EXERCISE DESCRIPTION:
Write out all the entries word for word, but skip any images.

─── STORED ROWS ───

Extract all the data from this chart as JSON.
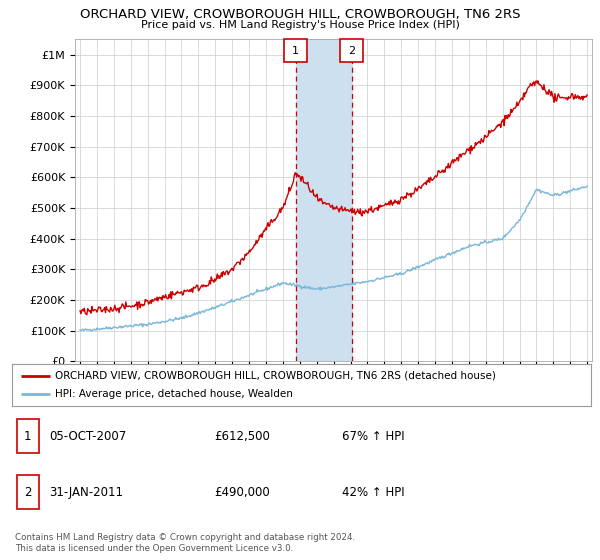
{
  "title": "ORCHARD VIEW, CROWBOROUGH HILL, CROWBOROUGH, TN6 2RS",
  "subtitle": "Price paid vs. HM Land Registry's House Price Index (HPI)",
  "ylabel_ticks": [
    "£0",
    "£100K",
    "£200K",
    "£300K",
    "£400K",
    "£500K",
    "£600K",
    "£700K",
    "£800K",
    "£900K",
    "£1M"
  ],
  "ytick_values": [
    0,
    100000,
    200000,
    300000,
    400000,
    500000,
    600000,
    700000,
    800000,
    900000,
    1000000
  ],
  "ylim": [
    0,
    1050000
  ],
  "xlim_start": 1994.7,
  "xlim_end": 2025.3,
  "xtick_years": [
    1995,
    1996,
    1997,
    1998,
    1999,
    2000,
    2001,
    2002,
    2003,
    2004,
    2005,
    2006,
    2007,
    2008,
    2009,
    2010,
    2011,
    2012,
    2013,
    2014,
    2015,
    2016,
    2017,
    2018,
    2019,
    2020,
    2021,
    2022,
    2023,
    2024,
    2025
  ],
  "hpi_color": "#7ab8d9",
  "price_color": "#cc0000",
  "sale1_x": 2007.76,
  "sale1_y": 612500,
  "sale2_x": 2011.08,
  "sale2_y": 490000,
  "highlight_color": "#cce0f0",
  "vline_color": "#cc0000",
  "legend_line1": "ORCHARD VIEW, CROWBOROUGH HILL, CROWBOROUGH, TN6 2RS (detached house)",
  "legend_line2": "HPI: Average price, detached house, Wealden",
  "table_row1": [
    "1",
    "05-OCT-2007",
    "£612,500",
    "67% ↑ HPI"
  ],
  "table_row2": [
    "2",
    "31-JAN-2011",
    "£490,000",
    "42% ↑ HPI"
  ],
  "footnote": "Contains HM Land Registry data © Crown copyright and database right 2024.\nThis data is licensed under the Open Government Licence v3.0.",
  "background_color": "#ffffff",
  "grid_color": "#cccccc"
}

───

ANSWER IN FULL:
Extract all the data from this chart as JSON.
{
  "title": "ORCHARD VIEW, CROWBOROUGH HILL, CROWBOROUGH, TN6 2RS",
  "subtitle": "Price paid vs. HM Land Registry's House Price Index (HPI)",
  "ylabel_ticks": [
    "£0",
    "£100K",
    "£200K",
    "£300K",
    "£400K",
    "£500K",
    "£600K",
    "£700K",
    "£800K",
    "£900K",
    "£1M"
  ],
  "ytick_values": [
    0,
    100000,
    200000,
    300000,
    400000,
    500000,
    600000,
    700000,
    800000,
    900000,
    1000000
  ],
  "ylim": [
    0,
    1050000
  ],
  "xlim_start": 1994.7,
  "xlim_end": 2025.3,
  "xtick_years": [
    1995,
    1996,
    1997,
    1998,
    1999,
    2000,
    2001,
    2002,
    2003,
    2004,
    2005,
    2006,
    2007,
    2008,
    2009,
    2010,
    2011,
    2012,
    2013,
    2014,
    2015,
    2016,
    2017,
    2018,
    2019,
    2020,
    2021,
    2022,
    2023,
    2024,
    2025
  ],
  "hpi_color": "#7ab8d9",
  "price_color": "#cc0000",
  "sale1_x": 2007.76,
  "sale1_y": 612500,
  "sale2_x": 2011.08,
  "sale2_y": 490000,
  "highlight_color": "#cce0f0",
  "vline_color": "#cc0000",
  "legend_line1": "ORCHARD VIEW, CROWBOROUGH HILL, CROWBOROUGH, TN6 2RS (detached house)",
  "legend_line2": "HPI: Average price, detached house, Wealden",
  "table_row1": [
    "1",
    "05-OCT-2007",
    "£612,500",
    "67% ↑ HPI"
  ],
  "table_row2": [
    "2",
    "31-JAN-2011",
    "£490,000",
    "42% ↑ HPI"
  ],
  "footnote": "Contains HM Land Registry data © Crown copyright and database right 2024.\nThis data is licensed under the Open Government Licence v3.0.",
  "background_color": "#ffffff",
  "grid_color": "#cccccc"
}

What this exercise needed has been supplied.